- **THE TASK**
Reproduce the material in full, exactly as written.
── MATERIALS PROVIDED
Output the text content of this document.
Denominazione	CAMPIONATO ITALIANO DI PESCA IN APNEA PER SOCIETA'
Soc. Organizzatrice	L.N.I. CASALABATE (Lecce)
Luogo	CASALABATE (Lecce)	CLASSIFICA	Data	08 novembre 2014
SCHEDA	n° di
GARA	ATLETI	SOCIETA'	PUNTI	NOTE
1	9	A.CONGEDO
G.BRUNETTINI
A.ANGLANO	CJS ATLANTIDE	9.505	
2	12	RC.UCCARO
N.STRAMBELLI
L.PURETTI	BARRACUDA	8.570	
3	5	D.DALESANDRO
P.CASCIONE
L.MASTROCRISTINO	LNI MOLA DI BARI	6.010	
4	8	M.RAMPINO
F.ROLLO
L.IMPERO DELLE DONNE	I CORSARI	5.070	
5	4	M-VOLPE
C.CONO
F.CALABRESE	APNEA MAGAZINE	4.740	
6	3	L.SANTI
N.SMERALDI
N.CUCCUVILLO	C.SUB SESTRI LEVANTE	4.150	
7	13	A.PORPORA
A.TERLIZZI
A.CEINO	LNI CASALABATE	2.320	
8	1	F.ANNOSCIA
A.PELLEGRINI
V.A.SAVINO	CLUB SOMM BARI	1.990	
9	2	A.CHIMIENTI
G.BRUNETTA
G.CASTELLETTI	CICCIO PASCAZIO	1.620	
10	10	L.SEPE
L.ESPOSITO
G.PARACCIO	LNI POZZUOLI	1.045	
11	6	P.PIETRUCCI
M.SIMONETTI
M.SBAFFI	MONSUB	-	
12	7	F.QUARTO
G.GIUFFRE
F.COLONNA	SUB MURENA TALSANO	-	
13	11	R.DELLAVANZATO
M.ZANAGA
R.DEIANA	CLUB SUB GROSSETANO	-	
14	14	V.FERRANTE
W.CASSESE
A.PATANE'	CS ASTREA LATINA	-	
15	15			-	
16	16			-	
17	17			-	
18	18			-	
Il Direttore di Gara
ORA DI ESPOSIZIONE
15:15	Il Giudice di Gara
────
- **REPLY**
Output the text content of this document.
Denominazione	CAMPIONATO ITALIANO DI PESCA IN APNEA PER SOCIETA'
Soc. Organizzatrice	L.N.I. CASALABATE (Lecce)
Luogo	CASALABATE (Lecce)	CLASSIFICA	Data	08 novembre 2014
SCHEDA	n° di
GARA	ATLETI	SOCIETA'	PUNTI	NOTE
1	9	A.CONGEDO
G.BRUNETTINI
A.ANGLANO	CJS ATLANTIDE	9.505	
2	12	RC.UCCARO
N.STRAMBELLI
L.PURETTI	BARRACUDA	8.570	
3	5	D.DALESANDRO
P.CASCIONE
L.MASTROCRISTINO	LNI MOLA DI BARI	6.010	
4	8	M.RAMPINO
F.ROLLO
L.IMPERO DELLE DONNE	I CORSARI	5.070	
5	4	M-VOLPE
C.CONO
F.CALABRESE	APNEA MAGAZINE	4.740	
6	3	L.SANTI
N.SMERALDI
N.CUCCUVILLO	C.SUB SESTRI LEVANTE	4.150	
7	13	A.PORPORA
A.TERLIZZI
A.CEINO	LNI CASALABATE	2.320	
8	1	F.ANNOSCIA
A.PELLEGRINI
V.A.SAVINO	CLUB SOMM BARI	1.990	
9	2	A.CHIMIENTI
G.BRUNETTA
G.CASTELLETTI	CICCIO PASCAZIO	1.620	
10	10	L.SEPE
L.ESPOSITO
G.PARACCIO	LNI POZZUOLI	1.045	
11	6	P.PIETRUCCI
M.SIMONETTI
M.SBAFFI	MONSUB	-	
12	7	F.QUARTO
G.GIUFFRE
F.COLONNA	SUB MURENA TALSANO	-	
13	11	R.DELLAVANZATO
M.ZANAGA
R.DEIANA	CLUB SUB GROSSETANO	-	
14	14	V.FERRANTE
W.CASSESE
A.PATANE'	CS ASTREA LATINA	-	
15	15			-	
16	16			-	
17	17			-	
18	18			-	
Il Direttore di Gara
ORA DI ESPOSIZIONE
15:15	Il Giudice di Gara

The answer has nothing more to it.